----- Data rows -----

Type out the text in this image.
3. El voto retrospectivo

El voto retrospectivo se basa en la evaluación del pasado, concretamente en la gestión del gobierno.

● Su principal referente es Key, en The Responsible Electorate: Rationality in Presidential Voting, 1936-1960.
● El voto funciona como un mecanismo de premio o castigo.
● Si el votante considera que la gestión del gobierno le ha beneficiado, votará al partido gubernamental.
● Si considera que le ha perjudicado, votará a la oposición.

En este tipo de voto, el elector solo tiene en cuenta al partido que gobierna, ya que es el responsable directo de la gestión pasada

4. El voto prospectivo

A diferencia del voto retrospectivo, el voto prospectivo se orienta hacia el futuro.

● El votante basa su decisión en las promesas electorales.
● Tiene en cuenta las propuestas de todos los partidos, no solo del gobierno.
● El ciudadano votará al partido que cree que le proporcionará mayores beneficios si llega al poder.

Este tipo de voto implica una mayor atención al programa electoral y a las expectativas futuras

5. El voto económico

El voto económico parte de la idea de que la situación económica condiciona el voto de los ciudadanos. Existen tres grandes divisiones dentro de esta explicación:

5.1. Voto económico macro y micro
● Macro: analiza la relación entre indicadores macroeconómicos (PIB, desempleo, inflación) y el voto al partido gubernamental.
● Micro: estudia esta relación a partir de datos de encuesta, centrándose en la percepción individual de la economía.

-----

Copy every line above that includes the string "cuenta".

### Result of this task
En este tipo de voto, el elector solo tiene en cuenta al partido que gobierna, ya que es el responsable directo de la gestión pasada
● Tiene en cuenta las propuestas de todos los partidos, no solo del gobierno.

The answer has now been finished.